* Begin Data for the task *

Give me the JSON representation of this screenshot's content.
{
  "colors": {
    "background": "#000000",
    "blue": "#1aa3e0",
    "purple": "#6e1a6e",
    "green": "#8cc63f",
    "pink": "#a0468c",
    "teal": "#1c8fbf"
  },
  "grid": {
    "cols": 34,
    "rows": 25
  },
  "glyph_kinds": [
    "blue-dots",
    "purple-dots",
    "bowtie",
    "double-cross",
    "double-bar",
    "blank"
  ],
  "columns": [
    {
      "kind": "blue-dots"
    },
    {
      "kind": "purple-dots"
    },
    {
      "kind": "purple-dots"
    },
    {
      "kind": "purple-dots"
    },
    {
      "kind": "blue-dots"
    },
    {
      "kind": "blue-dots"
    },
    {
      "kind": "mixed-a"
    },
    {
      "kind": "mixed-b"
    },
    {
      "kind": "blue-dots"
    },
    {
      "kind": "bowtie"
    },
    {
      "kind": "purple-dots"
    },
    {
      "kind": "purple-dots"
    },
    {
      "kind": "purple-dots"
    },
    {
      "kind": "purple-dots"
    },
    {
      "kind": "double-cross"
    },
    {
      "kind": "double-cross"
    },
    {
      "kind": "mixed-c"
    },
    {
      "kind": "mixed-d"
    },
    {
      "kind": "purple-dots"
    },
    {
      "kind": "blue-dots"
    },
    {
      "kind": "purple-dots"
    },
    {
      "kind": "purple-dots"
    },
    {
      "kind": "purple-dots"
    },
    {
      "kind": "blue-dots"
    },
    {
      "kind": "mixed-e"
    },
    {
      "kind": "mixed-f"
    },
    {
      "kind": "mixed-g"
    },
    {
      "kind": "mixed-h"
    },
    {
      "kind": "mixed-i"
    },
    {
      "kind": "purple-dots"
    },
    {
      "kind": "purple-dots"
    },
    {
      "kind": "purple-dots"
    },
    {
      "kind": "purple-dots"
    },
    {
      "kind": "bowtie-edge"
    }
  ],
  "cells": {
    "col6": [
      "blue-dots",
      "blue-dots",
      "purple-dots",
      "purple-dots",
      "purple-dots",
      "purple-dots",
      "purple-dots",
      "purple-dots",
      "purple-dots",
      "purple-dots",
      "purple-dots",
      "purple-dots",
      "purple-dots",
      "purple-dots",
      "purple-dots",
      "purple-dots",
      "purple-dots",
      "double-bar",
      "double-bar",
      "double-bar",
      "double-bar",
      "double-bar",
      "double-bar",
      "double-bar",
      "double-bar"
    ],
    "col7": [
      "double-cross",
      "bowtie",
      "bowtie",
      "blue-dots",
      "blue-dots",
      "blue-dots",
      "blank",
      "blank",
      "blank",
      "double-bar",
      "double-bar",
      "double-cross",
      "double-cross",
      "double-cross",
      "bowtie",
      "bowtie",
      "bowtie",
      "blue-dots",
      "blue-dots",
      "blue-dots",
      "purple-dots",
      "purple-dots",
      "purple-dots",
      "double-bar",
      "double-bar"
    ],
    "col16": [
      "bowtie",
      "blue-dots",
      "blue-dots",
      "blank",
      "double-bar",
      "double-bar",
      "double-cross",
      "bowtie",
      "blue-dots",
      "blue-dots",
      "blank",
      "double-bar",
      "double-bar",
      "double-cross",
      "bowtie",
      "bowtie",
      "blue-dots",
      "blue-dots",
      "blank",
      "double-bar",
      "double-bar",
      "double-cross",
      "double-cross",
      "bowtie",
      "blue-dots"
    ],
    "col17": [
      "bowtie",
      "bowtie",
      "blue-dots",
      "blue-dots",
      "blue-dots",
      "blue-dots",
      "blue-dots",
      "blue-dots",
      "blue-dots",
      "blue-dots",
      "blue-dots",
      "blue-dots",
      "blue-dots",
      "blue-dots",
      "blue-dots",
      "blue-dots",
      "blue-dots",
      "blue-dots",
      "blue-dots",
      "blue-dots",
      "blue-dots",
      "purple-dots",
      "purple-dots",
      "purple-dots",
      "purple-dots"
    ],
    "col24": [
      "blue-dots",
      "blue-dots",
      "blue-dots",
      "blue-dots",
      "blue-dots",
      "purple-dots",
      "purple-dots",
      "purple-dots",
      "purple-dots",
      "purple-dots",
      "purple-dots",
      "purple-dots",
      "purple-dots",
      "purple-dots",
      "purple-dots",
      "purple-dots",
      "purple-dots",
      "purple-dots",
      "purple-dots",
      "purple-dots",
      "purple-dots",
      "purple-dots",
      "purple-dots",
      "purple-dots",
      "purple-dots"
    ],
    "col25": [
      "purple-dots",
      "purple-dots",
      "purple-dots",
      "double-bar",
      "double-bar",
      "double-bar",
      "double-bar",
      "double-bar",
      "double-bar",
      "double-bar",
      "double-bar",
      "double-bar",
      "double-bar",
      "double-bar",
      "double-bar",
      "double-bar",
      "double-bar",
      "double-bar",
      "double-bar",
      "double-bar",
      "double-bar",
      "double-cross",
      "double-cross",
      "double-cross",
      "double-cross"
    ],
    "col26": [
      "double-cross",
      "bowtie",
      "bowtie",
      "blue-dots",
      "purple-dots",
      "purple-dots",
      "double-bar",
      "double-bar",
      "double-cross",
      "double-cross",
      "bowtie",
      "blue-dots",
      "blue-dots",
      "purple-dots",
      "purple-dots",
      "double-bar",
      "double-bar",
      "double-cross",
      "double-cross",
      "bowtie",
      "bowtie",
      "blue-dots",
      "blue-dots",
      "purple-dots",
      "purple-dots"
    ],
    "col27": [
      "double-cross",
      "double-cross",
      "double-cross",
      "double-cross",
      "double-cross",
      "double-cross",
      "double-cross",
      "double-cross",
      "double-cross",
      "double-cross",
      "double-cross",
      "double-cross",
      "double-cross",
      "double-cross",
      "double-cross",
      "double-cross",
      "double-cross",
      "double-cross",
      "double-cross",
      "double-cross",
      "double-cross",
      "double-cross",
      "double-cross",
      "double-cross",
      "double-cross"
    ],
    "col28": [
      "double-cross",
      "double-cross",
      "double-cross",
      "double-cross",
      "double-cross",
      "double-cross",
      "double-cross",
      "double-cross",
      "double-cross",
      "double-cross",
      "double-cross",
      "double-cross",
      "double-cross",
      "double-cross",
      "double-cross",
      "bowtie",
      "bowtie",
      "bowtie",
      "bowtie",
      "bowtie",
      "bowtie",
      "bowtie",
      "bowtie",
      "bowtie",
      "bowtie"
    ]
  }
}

* End Data for the task *

• **What is asked**
Spot every line that holds "mixed" and copy it.

• **The result**
      "kind": "mixed-a"
      "kind": "mixed-b"
      "kind": "mixed-c"
      "kind": "mixed-d"
      "kind": "mixed-e"
      "kind": "mixed-f"
      "kind": "mixed-g"
      "kind": "mixed-h"
      "kind": "mixed-i"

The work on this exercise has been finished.